# EXERCISE DATA
==*==
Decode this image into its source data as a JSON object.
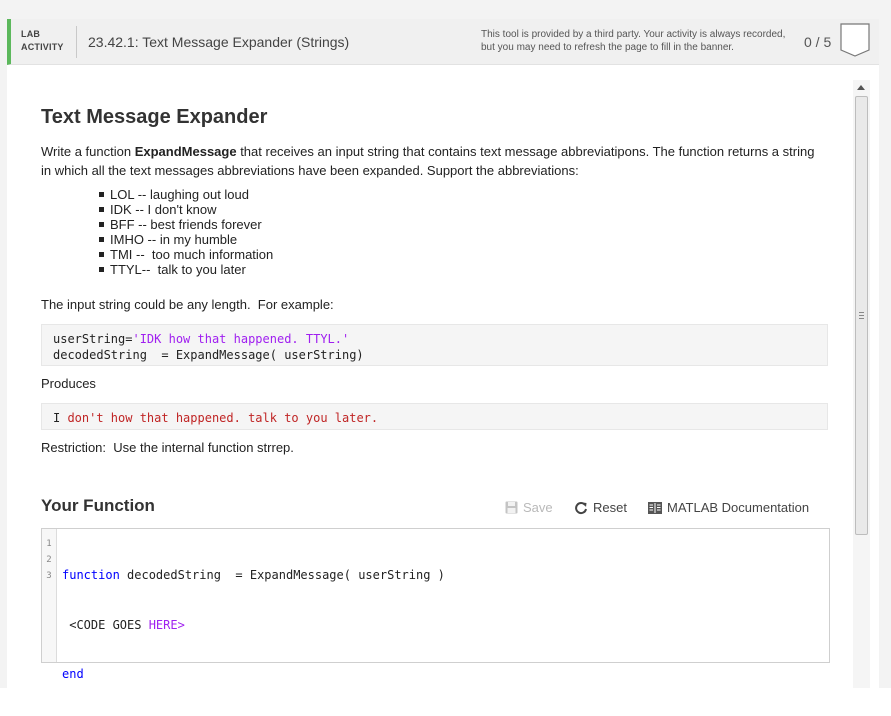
{
  "banner": {
    "tag_line1": "LAB",
    "tag_line2": "ACTIVITY",
    "title": "23.42.1: Text Message Expander (Strings)",
    "note_line1": "This tool is provided by a third party. Your activity is always recorded,",
    "note_line2": "but you may need to refresh the page to fill in the banner.",
    "score": "0 / 5"
  },
  "content": {
    "title": "Text Message Expander",
    "desc_part1": "Write a function ",
    "desc_bold": "ExpandMessage",
    "desc_part2": " that receives an input string that contains text message abbreviatipons.  The function returns a string in which all the text messages abbreviations have been expanded.   Support the abbreviations:",
    "abbreviations": [
      "LOL -- laughing out loud",
      "IDK -- I don't know",
      "BFF -- best friends forever",
      "IMHO -- in my humble",
      "TMI --  too much information",
      "TTYL--  talk to you later"
    ],
    "input_note": "The input string could be any length.  For example:",
    "example_line1_prefix": "userString=",
    "example_line1_string": "'IDK how that happened. TTYL.'",
    "example_line2": "decodedString  = ExpandMessage( userString)",
    "produces_label": "Produces",
    "output_prefix": "I ",
    "output_rest": "don't how that happened. talk to you later.",
    "restriction": "Restriction:  Use the internal function strrep."
  },
  "function_section": {
    "heading": "Your Function",
    "save_label": "Save",
    "reset_label": "Reset",
    "doc_label": "MATLAB Documentation"
  },
  "editor": {
    "line_numbers": [
      "1",
      "2",
      "3"
    ],
    "line1_keyword": "function",
    "line1_rest": " decodedString  = ExpandMessage( userString )",
    "line2_plain": " <CODE GOES ",
    "line2_colored": "HERE>",
    "line3_keyword": "end"
  },
  "colors": {
    "accent_green": "#5cb85c",
    "keyword_blue": "#0000ff",
    "string_purple": "#a020f0",
    "output_red": "#c02525"
  },
  "icons": {
    "save": "floppy-disk-icon",
    "reset": "refresh-icon",
    "doc": "book-icon",
    "score": "score-badge-icon"
  }
}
==*==
# DIRECTIONS
Please write out all of the material above without changing a word, and omit any pictures.

# EXERCISE RESPONSE
Decode this image into its source data as a JSON object.
{
  "banner": {
    "tag_line1": "LAB",
    "tag_line2": "ACTIVITY",
    "title": "23.42.1: Text Message Expander (Strings)",
    "note_line1": "This tool is provided by a third party. Your activity is always recorded,",
    "note_line2": "but you may need to refresh the page to fill in the banner.",
    "score": "0 / 5"
  },
  "content": {
    "title": "Text Message Expander",
    "desc_part1": "Write a function ",
    "desc_bold": "ExpandMessage",
    "desc_part2": " that receives an input string that contains text message abbreviatipons.  The function returns a string in which all the text messages abbreviations have been expanded.   Support the abbreviations:",
    "abbreviations": [
      "LOL -- laughing out loud",
      "IDK -- I don't know",
      "BFF -- best friends forever",
      "IMHO -- in my humble",
      "TMI --  too much information",
      "TTYL--  talk to you later"
    ],
    "input_note": "The input string could be any length.  For example:",
    "example_line1_prefix": "userString=",
    "example_line1_string": "'IDK how that happened. TTYL.'",
    "example_line2": "decodedString  = ExpandMessage( userString)",
    "produces_label": "Produces",
    "output_prefix": "I ",
    "output_rest": "don't how that happened. talk to you later.",
    "restriction": "Restriction:  Use the internal function strrep."
  },
  "function_section": {
    "heading": "Your Function",
    "save_label": "Save",
    "reset_label": "Reset",
    "doc_label": "MATLAB Documentation"
  },
  "editor": {
    "line_numbers": [
      "1",
      "2",
      "3"
    ],
    "line1_keyword": "function",
    "line1_rest": " decodedString  = ExpandMessage( userString )",
    "line2_plain": " <CODE GOES ",
    "line2_colored": "HERE>",
    "line3_keyword": "end"
  },
  "colors": {
    "accent_green": "#5cb85c",
    "keyword_blue": "#0000ff",
    "string_purple": "#a020f0",
    "output_red": "#c02525"
  },
  "icons": {
    "save": "floppy-disk-icon",
    "reset": "refresh-icon",
    "doc": "book-icon",
    "score": "score-badge-icon"
  }
}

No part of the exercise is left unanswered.